YOUR INSTRUCTIONS: Your task is to transcribe all the entries exactly, excluding pictures.

Extracts from a graphics dataset
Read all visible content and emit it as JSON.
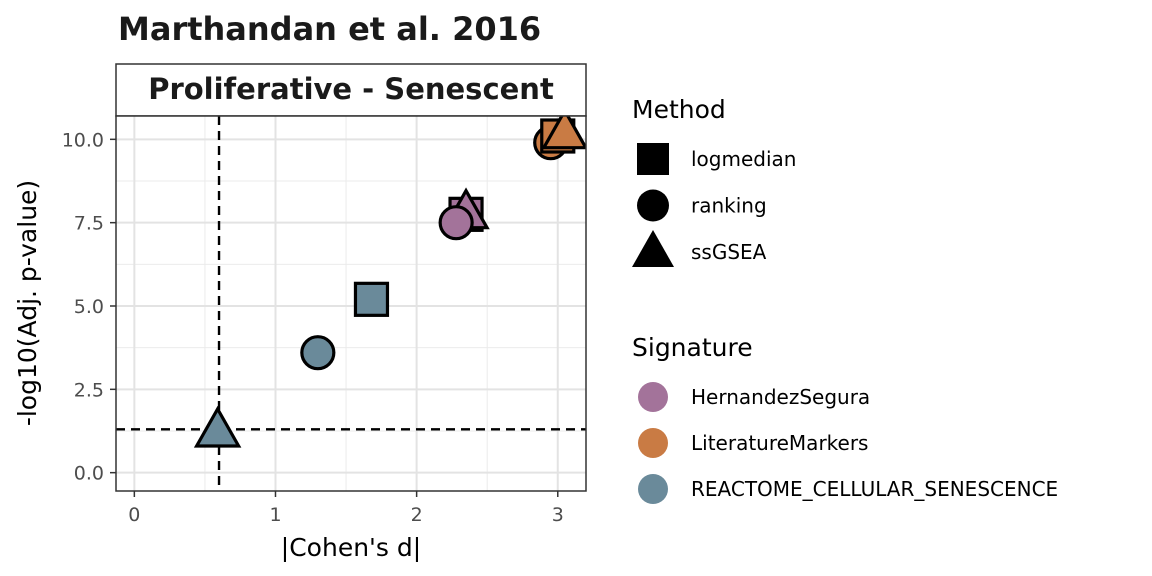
{
  "chart_data": {
    "type": "scatter",
    "title": "Marthandan et al. 2016",
    "facet_label": "Proliferative - Senescent",
    "xlabel": "|Cohen's d|",
    "ylabel": "-log10(Adj. p-value)",
    "xlim": [
      -0.13,
      3.2
    ],
    "ylim": [
      -0.55,
      10.7
    ],
    "x_ticks": [
      0,
      1,
      2,
      3
    ],
    "x_tick_labels": [
      "0",
      "1",
      "2",
      "3"
    ],
    "y_ticks": [
      0,
      2.5,
      5,
      7.5,
      10
    ],
    "y_tick_labels": [
      "0.0",
      "2.5",
      "5.0",
      "7.5",
      "10.0"
    ],
    "grid": true,
    "reference_lines": [
      {
        "orientation": "vertical",
        "value": 0.6,
        "style": "dashed"
      },
      {
        "orientation": "horizontal",
        "value": 1.3,
        "style": "dashed"
      }
    ],
    "points": [
      {
        "signature": "LiteratureMarkers",
        "method": "ranking",
        "x": 2.95,
        "y": 9.9
      },
      {
        "signature": "LiteratureMarkers",
        "method": "logmedian",
        "x": 3.0,
        "y": 10.1
      },
      {
        "signature": "LiteratureMarkers",
        "method": "ssGSEA",
        "x": 3.05,
        "y": 10.2
      },
      {
        "signature": "HernandezSegura",
        "method": "logmedian",
        "x": 2.35,
        "y": 7.75
      },
      {
        "signature": "HernandezSegura",
        "method": "ssGSEA",
        "x": 2.35,
        "y": 7.8
      },
      {
        "signature": "HernandezSegura",
        "method": "ranking",
        "x": 2.28,
        "y": 7.5
      },
      {
        "signature": "REACTOME_CELLULAR_SENESCENCE",
        "method": "logmedian",
        "x": 1.68,
        "y": 5.2
      },
      {
        "signature": "REACTOME_CELLULAR_SENESCENCE",
        "method": "ranking",
        "x": 1.3,
        "y": 3.6
      },
      {
        "signature": "REACTOME_CELLULAR_SENESCENCE",
        "method": "ssGSEA",
        "x": 0.59,
        "y": 1.25
      }
    ],
    "legend": {
      "placement": "right",
      "method": {
        "title": "Method",
        "items": [
          {
            "label": "logmedian",
            "shape": "square"
          },
          {
            "label": "ranking",
            "shape": "circle"
          },
          {
            "label": "ssGSEA",
            "shape": "triangle"
          }
        ]
      },
      "signature": {
        "title": "Signature",
        "items": [
          {
            "label": "HernandezSegura",
            "color": "#a3739a"
          },
          {
            "label": "LiteratureMarkers",
            "color": "#c97b44"
          },
          {
            "label": "REACTOME_CELLULAR_SENESCENCE",
            "color": "#6a8a9a"
          }
        ]
      }
    }
  }
}
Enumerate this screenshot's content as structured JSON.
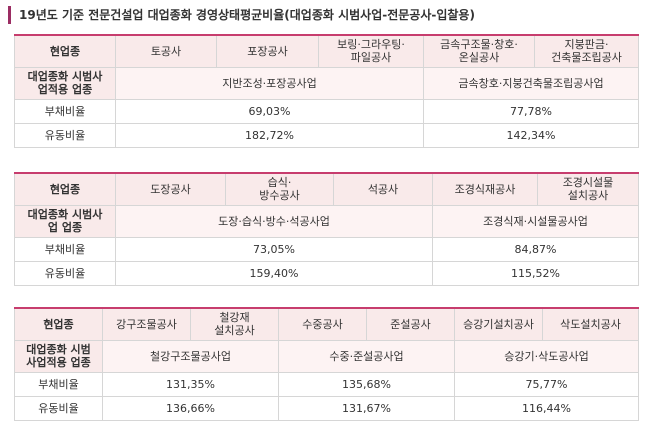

RESULT OF THIS TASK:
Read all visible content and emit it as JSON.
{
  "chart_data": {
    "type": "scatter",
    "title": "Marthandan et al. 2016",
    "facet_label": "Proliferative - Senescent",
    "xlabel": "|Cohen's d|",
    "ylabel": "-log10(Adj. p-value)",
    "xlim": [
      -0.13,
      3.2
    ],
    "ylim": [
      -0.55,
      10.7
    ],
    "x_ticks": [
      0,
      1,
      2,
      3
    ],
    "x_tick_labels": [
      "0",
      "1",
      "2",
      "3"
    ],
    "y_ticks": [
      0,
      2.5,
      5,
      7.5,
      10
    ],
    "y_tick_labels": [
      "0.0",
      "2.5",
      "5.0",
      "7.5",
      "10.0"
    ],
    "grid": true,
    "reference_lines": [
      {
        "orientation": "vertical",
        "value": 0.6,
        "style": "dashed"
      },
      {
        "orientation": "horizontal",
        "value": 1.3,
        "style": "dashed"
      }
    ],
    "points": [
      {
        "signature": "LiteratureMarkers",
        "method": "ranking",
        "x": 2.95,
        "y": 9.9
      },
      {
        "signature": "LiteratureMarkers",
        "method": "logmedian",
        "x": 3.0,
        "y": 10.1
      },
      {
        "signature": "LiteratureMarkers",
        "method": "ssGSEA",
        "x": 3.05,
        "y": 10.2
      },
      {
        "signature": "HernandezSegura",
        "method": "logmedian",
        "x": 2.35,
        "y": 7.75
      },
      {
        "signature": "HernandezSegura",
        "method": "ssGSEA",
        "x": 2.35,
        "y": 7.8
      },
      {
        "signature": "HernandezSegura",
        "method": "ranking",
        "x": 2.28,
        "y": 7.5
      },
      {
        "signature": "REACTOME_CELLULAR_SENESCENCE",
        "method": "logmedian",
        "x": 1.68,
        "y": 5.2
      },
      {
        "signature": "REACTOME_CELLULAR_SENESCENCE",
        "method": "ranking",
        "x": 1.3,
        "y": 3.6
      },
      {
        "signature": "REACTOME_CELLULAR_SENESCENCE",
        "method": "ssGSEA",
        "x": 0.59,
        "y": 1.25
      }
    ],
    "legend": {
      "placement": "right",
      "method": {
        "title": "Method",
        "items": [
          {
            "label": "logmedian",
            "shape": "square"
          },
          {
            "label": "ranking",
            "shape": "circle"
          },
          {
            "label": "ssGSEA",
            "shape": "triangle"
          }
        ]
      },
      "signature": {
        "title": "Signature",
        "items": [
          {
            "label": "HernandezSegura",
            "color": "#a3739a"
          },
          {
            "label": "LiteratureMarkers",
            "color": "#c97b44"
          },
          {
            "label": "REACTOME_CELLULAR_SENESCENCE",
            "color": "#6a8a9a"
          }
        ]
      }
    }
  }
}
Enumerate this screenshot's content as structured JSON.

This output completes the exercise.